**Task description:** Go through the entries and copy each one exactly. Leave none out.

**Listed entries:**
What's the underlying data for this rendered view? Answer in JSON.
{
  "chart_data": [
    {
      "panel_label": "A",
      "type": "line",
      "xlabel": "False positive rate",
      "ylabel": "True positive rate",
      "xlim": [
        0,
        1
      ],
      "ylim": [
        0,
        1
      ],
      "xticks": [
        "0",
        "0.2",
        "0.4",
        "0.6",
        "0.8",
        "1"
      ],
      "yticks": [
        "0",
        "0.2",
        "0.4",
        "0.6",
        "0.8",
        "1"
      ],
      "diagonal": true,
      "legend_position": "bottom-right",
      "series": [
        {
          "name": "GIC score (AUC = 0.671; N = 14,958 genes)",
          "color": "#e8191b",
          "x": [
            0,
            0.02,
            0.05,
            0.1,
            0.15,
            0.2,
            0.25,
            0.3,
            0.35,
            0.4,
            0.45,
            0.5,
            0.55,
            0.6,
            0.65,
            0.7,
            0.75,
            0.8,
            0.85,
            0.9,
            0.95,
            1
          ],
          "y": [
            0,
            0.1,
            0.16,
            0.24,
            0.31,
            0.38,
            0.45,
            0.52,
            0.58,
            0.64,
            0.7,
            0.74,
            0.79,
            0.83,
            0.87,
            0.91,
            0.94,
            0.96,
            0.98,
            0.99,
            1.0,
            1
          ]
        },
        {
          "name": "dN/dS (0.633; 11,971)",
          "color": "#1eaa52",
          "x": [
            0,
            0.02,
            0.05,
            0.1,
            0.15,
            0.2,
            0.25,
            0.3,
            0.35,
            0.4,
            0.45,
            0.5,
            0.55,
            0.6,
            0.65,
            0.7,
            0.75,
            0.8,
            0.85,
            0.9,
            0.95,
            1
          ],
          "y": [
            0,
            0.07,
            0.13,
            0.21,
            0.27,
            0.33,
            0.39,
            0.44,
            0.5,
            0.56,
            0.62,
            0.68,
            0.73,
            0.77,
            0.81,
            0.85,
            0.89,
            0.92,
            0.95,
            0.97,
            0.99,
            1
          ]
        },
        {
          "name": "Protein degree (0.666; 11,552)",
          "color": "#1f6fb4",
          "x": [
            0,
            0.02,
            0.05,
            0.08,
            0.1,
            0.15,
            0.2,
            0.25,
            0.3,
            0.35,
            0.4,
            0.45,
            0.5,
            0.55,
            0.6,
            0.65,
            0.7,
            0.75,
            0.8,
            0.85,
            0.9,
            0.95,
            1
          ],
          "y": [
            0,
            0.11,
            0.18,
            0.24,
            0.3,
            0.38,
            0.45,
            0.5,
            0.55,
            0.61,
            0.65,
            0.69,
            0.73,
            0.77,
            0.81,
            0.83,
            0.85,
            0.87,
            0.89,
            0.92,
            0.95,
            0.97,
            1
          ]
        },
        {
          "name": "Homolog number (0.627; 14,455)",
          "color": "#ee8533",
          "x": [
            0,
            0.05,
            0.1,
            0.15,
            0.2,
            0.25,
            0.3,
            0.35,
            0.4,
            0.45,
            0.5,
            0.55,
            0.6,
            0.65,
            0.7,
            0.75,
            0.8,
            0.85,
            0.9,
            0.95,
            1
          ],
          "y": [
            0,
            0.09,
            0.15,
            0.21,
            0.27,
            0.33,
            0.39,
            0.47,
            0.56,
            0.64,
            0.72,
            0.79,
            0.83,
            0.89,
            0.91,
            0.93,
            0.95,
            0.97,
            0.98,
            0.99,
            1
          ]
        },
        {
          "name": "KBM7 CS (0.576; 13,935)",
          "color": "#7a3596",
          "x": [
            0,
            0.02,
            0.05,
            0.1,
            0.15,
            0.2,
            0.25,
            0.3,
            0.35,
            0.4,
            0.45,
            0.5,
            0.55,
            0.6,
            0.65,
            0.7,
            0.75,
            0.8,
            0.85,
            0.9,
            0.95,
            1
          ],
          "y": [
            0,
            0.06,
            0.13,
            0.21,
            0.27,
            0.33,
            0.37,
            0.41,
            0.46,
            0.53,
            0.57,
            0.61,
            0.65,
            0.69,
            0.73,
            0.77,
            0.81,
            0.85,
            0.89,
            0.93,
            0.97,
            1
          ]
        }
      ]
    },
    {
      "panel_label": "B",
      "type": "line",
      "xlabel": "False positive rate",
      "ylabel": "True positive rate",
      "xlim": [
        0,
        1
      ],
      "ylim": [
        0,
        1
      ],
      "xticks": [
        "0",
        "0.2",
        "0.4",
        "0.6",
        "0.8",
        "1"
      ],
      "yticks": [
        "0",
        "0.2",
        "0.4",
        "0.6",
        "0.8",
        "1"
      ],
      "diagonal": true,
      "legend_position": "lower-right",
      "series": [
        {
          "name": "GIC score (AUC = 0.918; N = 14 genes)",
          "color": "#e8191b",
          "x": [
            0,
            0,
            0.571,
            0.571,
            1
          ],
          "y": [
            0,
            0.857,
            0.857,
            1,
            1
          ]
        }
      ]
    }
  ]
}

**Answer for this exercise:**
What's the underlying data for this rendered view? Answer in JSON.
{
  "chart_data": [
    {
      "panel_label": "A",
      "type": "line",
      "xlabel": "False positive rate",
      "ylabel": "True positive rate",
      "xlim": [
        0,
        1
      ],
      "ylim": [
        0,
        1
      ],
      "xticks": [
        "0",
        "0.2",
        "0.4",
        "0.6",
        "0.8",
        "1"
      ],
      "yticks": [
        "0",
        "0.2",
        "0.4",
        "0.6",
        "0.8",
        "1"
      ],
      "diagonal": true,
      "legend_position": "bottom-right",
      "series": [
        {
          "name": "GIC score (AUC = 0.671; N = 14,958 genes)",
          "color": "#e8191b",
          "x": [
            0,
            0.02,
            0.05,
            0.1,
            0.15,
            0.2,
            0.25,
            0.3,
            0.35,
            0.4,
            0.45,
            0.5,
            0.55,
            0.6,
            0.65,
            0.7,
            0.75,
            0.8,
            0.85,
            0.9,
            0.95,
            1
          ],
          "y": [
            0,
            0.1,
            0.16,
            0.24,
            0.31,
            0.38,
            0.45,
            0.52,
            0.58,
            0.64,
            0.7,
            0.74,
            0.79,
            0.83,
            0.87,
            0.91,
            0.94,
            0.96,
            0.98,
            0.99,
            1.0,
            1
          ]
        },
        {
          "name": "dN/dS (0.633; 11,971)",
          "color": "#1eaa52",
          "x": [
            0,
            0.02,
            0.05,
            0.1,
            0.15,
            0.2,
            0.25,
            0.3,
            0.35,
            0.4,
            0.45,
            0.5,
            0.55,
            0.6,
            0.65,
            0.7,
            0.75,
            0.8,
            0.85,
            0.9,
            0.95,
            1
          ],
          "y": [
            0,
            0.07,
            0.13,
            0.21,
            0.27,
            0.33,
            0.39,
            0.44,
            0.5,
            0.56,
            0.62,
            0.68,
            0.73,
            0.77,
            0.81,
            0.85,
            0.89,
            0.92,
            0.95,
            0.97,
            0.99,
            1
          ]
        },
        {
          "name": "Protein degree (0.666; 11,552)",
          "color": "#1f6fb4",
          "x": [
            0,
            0.02,
            0.05,
            0.08,
            0.1,
            0.15,
            0.2,
            0.25,
            0.3,
            0.35,
            0.4,
            0.45,
            0.5,
            0.55,
            0.6,
            0.65,
            0.7,
            0.75,
            0.8,
            0.85,
            0.9,
            0.95,
            1
          ],
          "y": [
            0,
            0.11,
            0.18,
            0.24,
            0.3,
            0.38,
            0.45,
            0.5,
            0.55,
            0.61,
            0.65,
            0.69,
            0.73,
            0.77,
            0.81,
            0.83,
            0.85,
            0.87,
            0.89,
            0.92,
            0.95,
            0.97,
            1
          ]
        },
        {
          "name": "Homolog number (0.627; 14,455)",
          "color": "#ee8533",
          "x": [
            0,
            0.05,
            0.1,
            0.15,
            0.2,
            0.25,
            0.3,
            0.35,
            0.4,
            0.45,
            0.5,
            0.55,
            0.6,
            0.65,
            0.7,
            0.75,
            0.8,
            0.85,
            0.9,
            0.95,
            1
          ],
          "y": [
            0,
            0.09,
            0.15,
            0.21,
            0.27,
            0.33,
            0.39,
            0.47,
            0.56,
            0.64,
            0.72,
            0.79,
            0.83,
            0.89,
            0.91,
            0.93,
            0.95,
            0.97,
            0.98,
            0.99,
            1
          ]
        },
        {
          "name": "KBM7 CS (0.576; 13,935)",
          "color": "#7a3596",
          "x": [
            0,
            0.02,
            0.05,
            0.1,
            0.15,
            0.2,
            0.25,
            0.3,
            0.35,
            0.4,
            0.45,
            0.5,
            0.55,
            0.6,
            0.65,
            0.7,
            0.75,
            0.8,
            0.85,
            0.9,
            0.95,
            1
          ],
          "y": [
            0,
            0.06,
            0.13,
            0.21,
            0.27,
            0.33,
            0.37,
            0.41,
            0.46,
            0.53,
            0.57,
            0.61,
            0.65,
            0.69,
            0.73,
            0.77,
            0.81,
            0.85,
            0.89,
            0.93,
            0.97,
            1
          ]
        }
      ]
    },
    {
      "panel_label": "B",
      "type": "line",
      "xlabel": "False positive rate",
      "ylabel": "True positive rate",
      "xlim": [
        0,
        1
      ],
      "ylim": [
        0,
        1
      ],
      "xticks": [
        "0",
        "0.2",
        "0.4",
        "0.6",
        "0.8",
        "1"
      ],
      "yticks": [
        "0",
        "0.2",
        "0.4",
        "0.6",
        "0.8",
        "1"
      ],
      "diagonal": true,
      "legend_position": "lower-right",
      "series": [
        {
          "name": "GIC score (AUC = 0.918; N = 14 genes)",
          "color": "#e8191b",
          "x": [
            0,
            0,
            0.571,
            0.571,
            1
          ],
          "y": [
            0,
            0.857,
            0.857,
            1,
            1
          ]
        }
      ]
    }
  ]
}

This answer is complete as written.